Stored data
+ + +

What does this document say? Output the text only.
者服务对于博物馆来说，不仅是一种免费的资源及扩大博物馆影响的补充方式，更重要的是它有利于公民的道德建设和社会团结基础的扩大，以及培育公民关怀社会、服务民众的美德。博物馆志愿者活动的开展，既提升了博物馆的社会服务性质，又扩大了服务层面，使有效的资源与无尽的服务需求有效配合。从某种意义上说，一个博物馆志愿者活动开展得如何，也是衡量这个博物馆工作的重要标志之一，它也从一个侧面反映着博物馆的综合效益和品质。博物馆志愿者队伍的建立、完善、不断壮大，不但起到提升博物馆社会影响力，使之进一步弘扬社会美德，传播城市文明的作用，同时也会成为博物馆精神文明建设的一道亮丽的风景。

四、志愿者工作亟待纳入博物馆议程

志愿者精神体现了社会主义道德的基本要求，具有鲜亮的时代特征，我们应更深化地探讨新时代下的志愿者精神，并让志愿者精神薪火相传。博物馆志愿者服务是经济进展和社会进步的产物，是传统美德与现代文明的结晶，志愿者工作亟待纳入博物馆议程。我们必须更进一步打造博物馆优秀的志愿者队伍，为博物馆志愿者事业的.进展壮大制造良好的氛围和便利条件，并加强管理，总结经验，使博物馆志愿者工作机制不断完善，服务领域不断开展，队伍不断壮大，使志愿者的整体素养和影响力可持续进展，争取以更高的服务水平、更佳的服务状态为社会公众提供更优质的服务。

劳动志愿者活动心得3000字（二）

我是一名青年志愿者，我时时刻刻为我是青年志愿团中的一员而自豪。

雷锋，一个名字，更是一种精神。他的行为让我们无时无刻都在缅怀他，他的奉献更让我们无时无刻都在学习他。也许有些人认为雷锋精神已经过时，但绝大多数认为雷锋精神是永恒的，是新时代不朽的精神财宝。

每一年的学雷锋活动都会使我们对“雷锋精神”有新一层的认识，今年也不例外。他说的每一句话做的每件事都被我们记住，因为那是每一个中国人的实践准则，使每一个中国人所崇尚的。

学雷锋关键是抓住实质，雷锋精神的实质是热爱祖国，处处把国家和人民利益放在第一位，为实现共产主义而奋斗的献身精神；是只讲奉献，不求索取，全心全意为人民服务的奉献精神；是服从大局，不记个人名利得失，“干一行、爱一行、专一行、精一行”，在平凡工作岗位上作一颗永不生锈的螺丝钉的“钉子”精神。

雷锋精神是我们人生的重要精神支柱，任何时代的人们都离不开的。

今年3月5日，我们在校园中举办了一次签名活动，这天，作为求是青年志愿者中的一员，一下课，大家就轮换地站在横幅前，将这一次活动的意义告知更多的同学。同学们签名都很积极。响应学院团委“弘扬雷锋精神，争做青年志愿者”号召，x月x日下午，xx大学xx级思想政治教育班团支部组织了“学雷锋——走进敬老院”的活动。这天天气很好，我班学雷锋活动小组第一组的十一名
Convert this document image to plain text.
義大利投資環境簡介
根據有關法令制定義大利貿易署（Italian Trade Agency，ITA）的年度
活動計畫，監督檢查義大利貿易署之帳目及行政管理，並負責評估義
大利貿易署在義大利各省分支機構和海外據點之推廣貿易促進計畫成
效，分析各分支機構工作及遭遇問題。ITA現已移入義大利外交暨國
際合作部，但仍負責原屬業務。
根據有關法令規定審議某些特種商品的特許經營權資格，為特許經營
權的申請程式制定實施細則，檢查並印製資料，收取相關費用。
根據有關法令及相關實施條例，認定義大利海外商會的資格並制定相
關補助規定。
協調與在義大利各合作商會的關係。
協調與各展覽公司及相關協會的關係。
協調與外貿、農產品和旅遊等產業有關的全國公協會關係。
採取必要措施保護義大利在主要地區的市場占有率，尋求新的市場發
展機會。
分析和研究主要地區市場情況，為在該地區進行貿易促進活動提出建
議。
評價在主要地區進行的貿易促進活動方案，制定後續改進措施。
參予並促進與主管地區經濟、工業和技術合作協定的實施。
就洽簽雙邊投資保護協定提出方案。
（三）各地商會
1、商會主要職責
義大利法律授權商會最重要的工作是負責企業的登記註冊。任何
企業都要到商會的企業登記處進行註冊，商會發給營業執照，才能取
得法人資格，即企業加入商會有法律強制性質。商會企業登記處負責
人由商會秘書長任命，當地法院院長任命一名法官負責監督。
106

+ + +

- _To be done_
Write out every record, exactly as written.

- _Exercise answer_
What does this document say? Output the text only.
者服务对于博物馆来说，不仅是一种免费的资源及扩大博物馆影响的补充方式，更重要的是它有利于公民的道德建设和社会团结基础的扩大，以及培育公民关怀社会、服务民众的美德。博物馆志愿者活动的开展，既提升了博物馆的社会服务性质，又扩大了服务层面，使有效的资源与无尽的服务需求有效配合。从某种意义上说，一个博物馆志愿者活动开展得如何，也是衡量这个博物馆工作的重要标志之一，它也从一个侧面反映着博物馆的综合效益和品质。博物馆志愿者队伍的建立、完善、不断壮大，不但起到提升博物馆社会影响力，使之进一步弘扬社会美德，传播城市文明的作用，同时也会成为博物馆精神文明建设的一道亮丽的风景。

四、志愿者工作亟待纳入博物馆议程

志愿者精神体现了社会主义道德的基本要求，具有鲜亮的时代特征，我们应更深化地探讨新时代下的志愿者精神，并让志愿者精神薪火相传。博物馆志愿者服务是经济进展和社会进步的产物，是传统美德与现代文明的结晶，志愿者工作亟待纳入博物馆议程。我们必须更进一步打造博物馆优秀的志愿者队伍，为博物馆志愿者事业的.进展壮大制造良好的氛围和便利条件，并加强管理，总结经验，使博物馆志愿者工作机制不断完善，服务领域不断开展，队伍不断壮大，使志愿者的整体素养和影响力可持续进展，争取以更高的服务水平、更佳的服务状态为社会公众提供更优质的服务。

劳动志愿者活动心得3000字（二）

我是一名青年志愿者，我时时刻刻为我是青年志愿团中的一员而自豪。

雷锋，一个名字，更是一种精神。他的行为让我们无时无刻都在缅怀他，他的奉献更让我们无时无刻都在学习他。也许有些人认为雷锋精神已经过时，但绝大多数认为雷锋精神是永恒的，是新时代不朽的精神财宝。

每一年的学雷锋活动都会使我们对“雷锋精神”有新一层的认识，今年也不例外。他说的每一句话做的每件事都被我们记住，因为那是每一个中国人的实践准则，使每一个中国人所崇尚的。

学雷锋关键是抓住实质，雷锋精神的实质是热爱祖国，处处把国家和人民利益放在第一位，为实现共产主义而奋斗的献身精神；是只讲奉献，不求索取，全心全意为人民服务的奉献精神；是服从大局，不记个人名利得失，“干一行、爱一行、专一行、精一行”，在平凡工作岗位上作一颗永不生锈的螺丝钉的“钉子”精神。

雷锋精神是我们人生的重要精神支柱，任何时代的人们都离不开的。

今年3月5日，我们在校园中举办了一次签名活动，这天，作为求是青年志愿者中的一员，一下课，大家就轮换地站在横幅前，将这一次活动的意义告知更多的同学。同学们签名都很积极。响应学院团委“弘扬雷锋精神，争做青年志愿者”号召，x月x日下午，xx大学xx级思想政治教育班团支部组织了“学雷锋——走进敬老院”的活动。这天天气很好，我班学雷锋活动小组第一组的十一名
Convert this document image to plain text.
義大利投資環境簡介
根據有關法令制定義大利貿易署（Italian Trade Agency，ITA）的年度
活動計畫，監督檢查義大利貿易署之帳目及行政管理，並負責評估義
大利貿易署在義大利各省分支機構和海外據點之推廣貿易促進計畫成
效，分析各分支機構工作及遭遇問題。ITA現已移入義大利外交暨國
際合作部，但仍負責原屬業務。
根據有關法令規定審議某些特種商品的特許經營權資格，為特許經營
權的申請程式制定實施細則，檢查並印製資料，收取相關費用。
根據有關法令及相關實施條例，認定義大利海外商會的資格並制定相
關補助規定。
協調與在義大利各合作商會的關係。
協調與各展覽公司及相關協會的關係。
協調與外貿、農產品和旅遊等產業有關的全國公協會關係。
採取必要措施保護義大利在主要地區的市場占有率，尋求新的市場發
展機會。
分析和研究主要地區市場情況，為在該地區進行貿易促進活動提出建
議。
評價在主要地區進行的貿易促進活動方案，制定後續改進措施。
參予並促進與主管地區經濟、工業和技術合作協定的實施。
就洽簽雙邊投資保護協定提出方案。
（三）各地商會
1、商會主要職責
義大利法律授權商會最重要的工作是負責企業的登記註冊。任何
企業都要到商會的企業登記處進行註冊，商會發給營業執照，才能取
得法人資格，即企業加入商會有法律強制性質。商會企業登記處負責
人由商會秘書長任命，當地法院院長任命一名法官負責監督。
106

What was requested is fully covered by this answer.